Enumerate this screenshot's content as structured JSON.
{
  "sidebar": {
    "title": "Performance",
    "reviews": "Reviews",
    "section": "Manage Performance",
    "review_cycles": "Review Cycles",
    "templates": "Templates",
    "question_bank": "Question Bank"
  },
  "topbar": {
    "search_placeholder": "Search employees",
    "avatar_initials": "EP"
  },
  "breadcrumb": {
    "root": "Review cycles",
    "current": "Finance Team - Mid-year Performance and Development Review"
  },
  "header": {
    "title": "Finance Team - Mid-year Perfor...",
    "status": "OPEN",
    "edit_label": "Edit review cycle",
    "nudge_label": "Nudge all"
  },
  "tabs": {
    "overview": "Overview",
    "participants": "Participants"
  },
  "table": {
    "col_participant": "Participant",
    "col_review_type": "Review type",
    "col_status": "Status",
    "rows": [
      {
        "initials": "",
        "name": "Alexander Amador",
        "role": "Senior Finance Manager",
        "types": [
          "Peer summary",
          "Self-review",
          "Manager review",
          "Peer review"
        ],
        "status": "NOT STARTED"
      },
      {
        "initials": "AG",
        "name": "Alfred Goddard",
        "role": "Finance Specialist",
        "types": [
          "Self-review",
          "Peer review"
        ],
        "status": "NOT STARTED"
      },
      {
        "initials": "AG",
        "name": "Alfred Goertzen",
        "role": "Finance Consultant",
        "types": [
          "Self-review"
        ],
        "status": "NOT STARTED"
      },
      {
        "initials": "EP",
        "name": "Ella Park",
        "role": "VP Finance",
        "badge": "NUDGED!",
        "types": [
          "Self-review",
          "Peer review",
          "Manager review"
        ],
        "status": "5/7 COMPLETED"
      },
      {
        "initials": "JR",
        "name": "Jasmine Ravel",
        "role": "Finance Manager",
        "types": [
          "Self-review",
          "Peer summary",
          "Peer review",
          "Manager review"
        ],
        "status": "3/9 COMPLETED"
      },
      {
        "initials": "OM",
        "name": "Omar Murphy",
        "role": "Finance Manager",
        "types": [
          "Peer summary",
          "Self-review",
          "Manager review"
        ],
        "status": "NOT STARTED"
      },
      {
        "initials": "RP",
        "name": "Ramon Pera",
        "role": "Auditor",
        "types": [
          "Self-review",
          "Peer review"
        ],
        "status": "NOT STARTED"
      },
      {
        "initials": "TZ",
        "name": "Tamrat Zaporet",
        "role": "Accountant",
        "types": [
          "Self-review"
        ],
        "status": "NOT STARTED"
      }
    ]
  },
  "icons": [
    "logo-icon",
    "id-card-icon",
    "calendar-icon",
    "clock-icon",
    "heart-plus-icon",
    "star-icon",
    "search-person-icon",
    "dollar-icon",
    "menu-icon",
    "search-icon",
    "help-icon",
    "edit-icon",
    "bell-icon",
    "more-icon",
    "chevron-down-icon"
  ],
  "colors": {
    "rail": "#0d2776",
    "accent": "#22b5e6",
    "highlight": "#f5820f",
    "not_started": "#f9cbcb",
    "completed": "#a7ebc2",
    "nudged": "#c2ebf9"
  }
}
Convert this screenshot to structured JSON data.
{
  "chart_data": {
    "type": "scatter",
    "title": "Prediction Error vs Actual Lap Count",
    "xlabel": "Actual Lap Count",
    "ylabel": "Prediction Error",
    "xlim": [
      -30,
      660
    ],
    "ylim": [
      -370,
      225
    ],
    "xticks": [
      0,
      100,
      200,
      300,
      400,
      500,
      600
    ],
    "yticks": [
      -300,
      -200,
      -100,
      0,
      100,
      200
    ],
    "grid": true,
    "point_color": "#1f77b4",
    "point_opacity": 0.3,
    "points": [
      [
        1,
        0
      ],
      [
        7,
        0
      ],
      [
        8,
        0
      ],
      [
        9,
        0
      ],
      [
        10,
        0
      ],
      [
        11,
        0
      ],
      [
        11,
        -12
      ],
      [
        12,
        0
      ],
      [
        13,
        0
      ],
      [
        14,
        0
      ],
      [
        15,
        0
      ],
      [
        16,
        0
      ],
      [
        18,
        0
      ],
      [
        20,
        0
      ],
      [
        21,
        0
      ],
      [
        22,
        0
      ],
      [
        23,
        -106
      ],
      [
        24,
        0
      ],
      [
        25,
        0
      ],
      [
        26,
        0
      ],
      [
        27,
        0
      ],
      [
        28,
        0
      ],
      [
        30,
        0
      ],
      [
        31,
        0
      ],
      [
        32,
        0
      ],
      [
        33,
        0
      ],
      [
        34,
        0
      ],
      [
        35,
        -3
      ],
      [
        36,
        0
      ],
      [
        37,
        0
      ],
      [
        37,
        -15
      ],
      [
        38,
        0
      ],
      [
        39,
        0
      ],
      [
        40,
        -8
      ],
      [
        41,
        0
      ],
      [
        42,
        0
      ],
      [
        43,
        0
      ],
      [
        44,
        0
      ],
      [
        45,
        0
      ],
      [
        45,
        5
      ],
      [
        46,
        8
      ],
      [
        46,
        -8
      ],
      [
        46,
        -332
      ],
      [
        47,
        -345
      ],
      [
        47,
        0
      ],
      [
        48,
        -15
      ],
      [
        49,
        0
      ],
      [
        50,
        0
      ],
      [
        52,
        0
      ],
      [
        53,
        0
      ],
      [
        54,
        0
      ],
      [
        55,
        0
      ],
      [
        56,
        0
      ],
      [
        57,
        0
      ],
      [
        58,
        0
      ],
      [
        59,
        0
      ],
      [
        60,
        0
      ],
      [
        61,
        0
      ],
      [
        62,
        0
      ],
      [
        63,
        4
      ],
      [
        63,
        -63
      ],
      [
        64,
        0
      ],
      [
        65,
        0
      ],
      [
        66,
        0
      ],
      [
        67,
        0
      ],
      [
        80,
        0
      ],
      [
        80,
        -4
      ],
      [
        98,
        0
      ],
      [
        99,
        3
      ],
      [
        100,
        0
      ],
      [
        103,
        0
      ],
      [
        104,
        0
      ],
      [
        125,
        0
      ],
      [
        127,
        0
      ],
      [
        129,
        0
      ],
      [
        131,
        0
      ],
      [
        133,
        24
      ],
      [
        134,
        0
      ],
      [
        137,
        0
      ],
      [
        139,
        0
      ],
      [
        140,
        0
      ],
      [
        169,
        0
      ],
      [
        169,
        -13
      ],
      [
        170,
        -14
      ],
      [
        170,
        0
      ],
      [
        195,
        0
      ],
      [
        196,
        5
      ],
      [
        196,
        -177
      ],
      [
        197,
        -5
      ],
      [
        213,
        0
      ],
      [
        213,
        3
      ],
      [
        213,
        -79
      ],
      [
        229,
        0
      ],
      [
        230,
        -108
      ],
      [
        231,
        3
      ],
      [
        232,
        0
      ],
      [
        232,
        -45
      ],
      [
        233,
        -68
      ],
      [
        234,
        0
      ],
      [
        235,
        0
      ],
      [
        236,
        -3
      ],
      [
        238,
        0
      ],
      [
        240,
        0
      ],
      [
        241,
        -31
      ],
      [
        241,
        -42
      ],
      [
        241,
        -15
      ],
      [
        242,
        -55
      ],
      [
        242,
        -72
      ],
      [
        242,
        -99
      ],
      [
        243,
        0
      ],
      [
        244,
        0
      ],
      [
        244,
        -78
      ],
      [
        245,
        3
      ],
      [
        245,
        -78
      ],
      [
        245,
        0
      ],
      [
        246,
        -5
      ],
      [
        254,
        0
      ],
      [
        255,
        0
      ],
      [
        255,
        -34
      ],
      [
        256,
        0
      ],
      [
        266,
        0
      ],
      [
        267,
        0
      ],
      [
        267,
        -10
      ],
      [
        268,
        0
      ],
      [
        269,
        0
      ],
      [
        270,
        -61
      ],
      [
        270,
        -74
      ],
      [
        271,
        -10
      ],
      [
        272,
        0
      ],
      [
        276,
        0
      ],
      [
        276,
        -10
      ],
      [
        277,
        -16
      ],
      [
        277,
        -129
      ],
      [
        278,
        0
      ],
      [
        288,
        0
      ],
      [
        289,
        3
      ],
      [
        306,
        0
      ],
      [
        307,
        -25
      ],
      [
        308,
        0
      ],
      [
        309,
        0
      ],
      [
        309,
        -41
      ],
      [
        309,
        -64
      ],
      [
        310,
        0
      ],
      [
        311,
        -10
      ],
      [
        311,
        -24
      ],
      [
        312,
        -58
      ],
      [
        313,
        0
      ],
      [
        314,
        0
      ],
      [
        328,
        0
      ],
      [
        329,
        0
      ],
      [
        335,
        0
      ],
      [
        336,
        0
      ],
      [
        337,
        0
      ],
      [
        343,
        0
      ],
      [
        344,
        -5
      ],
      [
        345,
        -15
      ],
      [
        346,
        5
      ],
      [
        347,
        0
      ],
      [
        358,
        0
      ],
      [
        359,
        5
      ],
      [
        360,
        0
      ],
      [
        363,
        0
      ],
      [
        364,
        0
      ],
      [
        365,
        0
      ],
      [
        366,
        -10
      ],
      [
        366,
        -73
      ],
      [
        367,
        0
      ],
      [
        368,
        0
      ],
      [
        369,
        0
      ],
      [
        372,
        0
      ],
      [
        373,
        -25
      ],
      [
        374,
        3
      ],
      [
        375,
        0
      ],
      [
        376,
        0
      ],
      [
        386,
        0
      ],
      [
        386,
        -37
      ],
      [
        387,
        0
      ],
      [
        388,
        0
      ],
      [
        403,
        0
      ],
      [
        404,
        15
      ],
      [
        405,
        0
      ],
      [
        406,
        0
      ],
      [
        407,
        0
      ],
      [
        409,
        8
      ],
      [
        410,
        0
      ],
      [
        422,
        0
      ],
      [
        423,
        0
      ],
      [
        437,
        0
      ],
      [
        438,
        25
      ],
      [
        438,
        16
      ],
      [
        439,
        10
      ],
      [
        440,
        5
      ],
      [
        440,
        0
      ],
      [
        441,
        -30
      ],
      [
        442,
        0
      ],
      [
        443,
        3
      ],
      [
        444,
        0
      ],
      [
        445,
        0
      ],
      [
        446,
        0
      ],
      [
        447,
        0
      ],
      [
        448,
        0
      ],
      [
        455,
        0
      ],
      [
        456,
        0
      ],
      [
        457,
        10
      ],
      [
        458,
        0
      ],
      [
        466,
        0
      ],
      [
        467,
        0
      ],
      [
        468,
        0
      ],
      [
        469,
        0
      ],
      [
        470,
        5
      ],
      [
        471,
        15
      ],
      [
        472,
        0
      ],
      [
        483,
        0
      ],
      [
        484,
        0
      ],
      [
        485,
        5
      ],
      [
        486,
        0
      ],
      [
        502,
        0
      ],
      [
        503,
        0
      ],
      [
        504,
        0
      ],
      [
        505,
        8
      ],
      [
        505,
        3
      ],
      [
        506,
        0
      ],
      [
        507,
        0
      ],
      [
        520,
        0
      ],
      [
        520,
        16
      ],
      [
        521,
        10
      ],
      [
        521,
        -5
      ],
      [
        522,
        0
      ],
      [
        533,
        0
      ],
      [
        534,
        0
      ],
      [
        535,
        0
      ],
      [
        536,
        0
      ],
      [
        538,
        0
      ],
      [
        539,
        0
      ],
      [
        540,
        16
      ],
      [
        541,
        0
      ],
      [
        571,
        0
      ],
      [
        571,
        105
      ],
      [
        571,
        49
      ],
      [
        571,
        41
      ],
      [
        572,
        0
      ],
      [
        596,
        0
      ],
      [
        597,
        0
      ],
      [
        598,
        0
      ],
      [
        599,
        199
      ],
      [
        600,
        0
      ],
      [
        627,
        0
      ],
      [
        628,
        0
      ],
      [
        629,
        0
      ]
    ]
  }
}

■ ■ ■

### What is being asked
Take every line above carrying "Alfred" and return it.

### Reply to the task
        "name": "Alfred Goddard",
        "name": "Alfred Goertzen",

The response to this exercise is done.